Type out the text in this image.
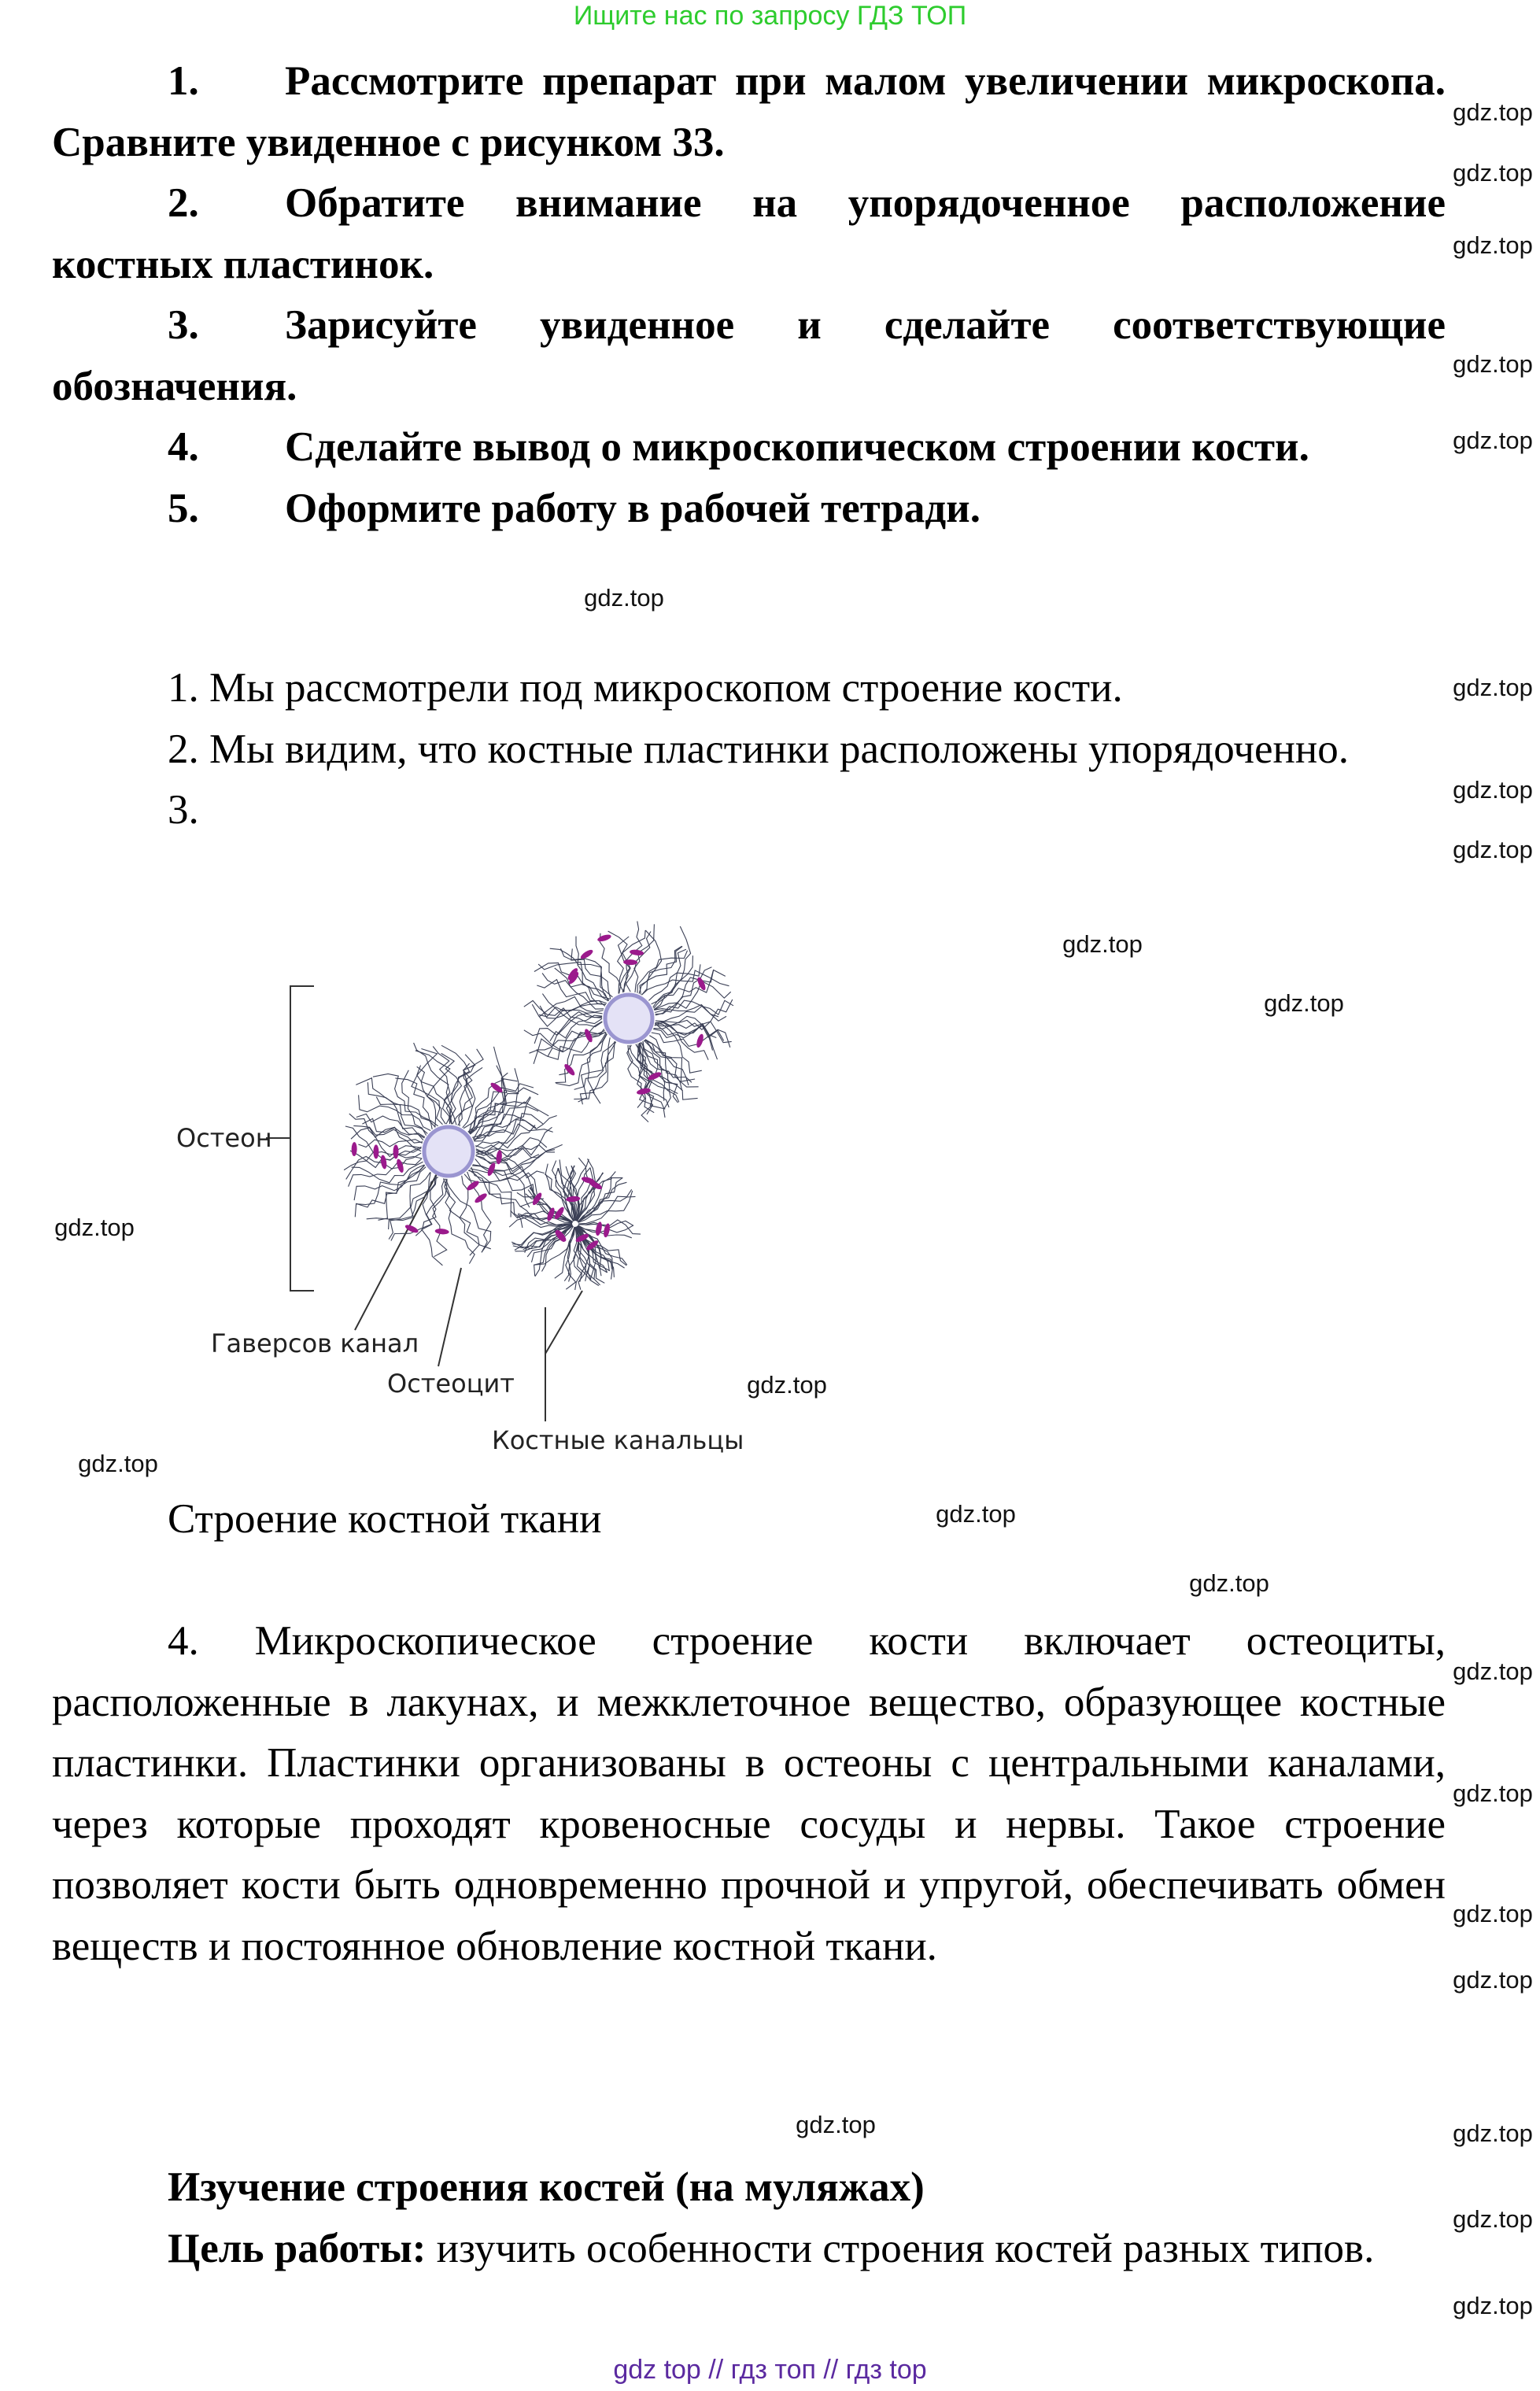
Ищите нас по запросу ГДЗ ТОП

1. Рассмотрите препарат при малом увеличении микроскопа. Сравните увиденное с рисунком 33.

2. Обратите внимание на упорядоченное расположение костных пластинок.

3. Зарисуйте увиденное и сделайте соответствующие обозначения.

4. Сделайте вывод о микроскопическом строении кости.

5. Оформите работу в рабочей тетради.

1. Мы рассмотрели под микроскопом строение кости.

2. Мы видим, что костные пластинки расположены упорядоченно.

3.

Остеон
Гаверсов канал
Остеоцит
Костные канальцы
Строение костной ткани

4. Микроскопическое строение кости включает остеоциты, расположенные в лакунах, и межклеточное вещество, образующее костные пластинки. Пластинки организованы в остеоны с центральными каналами, через которые проходят кровеносные сосуды и нервы. Такое строение позволяет кости быть одновременно прочной и упругой, обеспечивать обмен веществ и постоянное обновление костной ткани.

Изучение строения костей (на муляжах)

Цель работы: изучить особенности строения костей разных типов.

gdz.top
gdz.top
gdz.top
gdz.top
gdz.top
gdz.top
gdz.top
gdz.top
gdz.top
gdz.top
gdz.top
gdz.top
gdz.top
gdz.top
gdz.top
gdz.top
gdz.top
gdz.top
gdz.top
gdz.top
gdz.top	gdz.top
gdz.top
gdz.top
gdz top // гдз топ // гдз top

# # #

## TASK REQUIREMENTS
Point out every line holding the string "кости" and copy it.

## RIGHT ANSWER
4. Сделайте вывод о микроскопическом строении кости.
1. Мы рассмотрели под микроскопом строение кости.
4. Микроскопическое строение кости включает остеоциты, расположенные в лакунах, и межклеточное вещество, образующее костные пластинки. Пластинки организованы в остеоны с центральными каналами, через которые проходят кровеносные сосуды и нервы. Такое строение позволяет кости быть одновременно прочной и упругой, обеспечивать обмен веществ и постоянное обновление костной ткани.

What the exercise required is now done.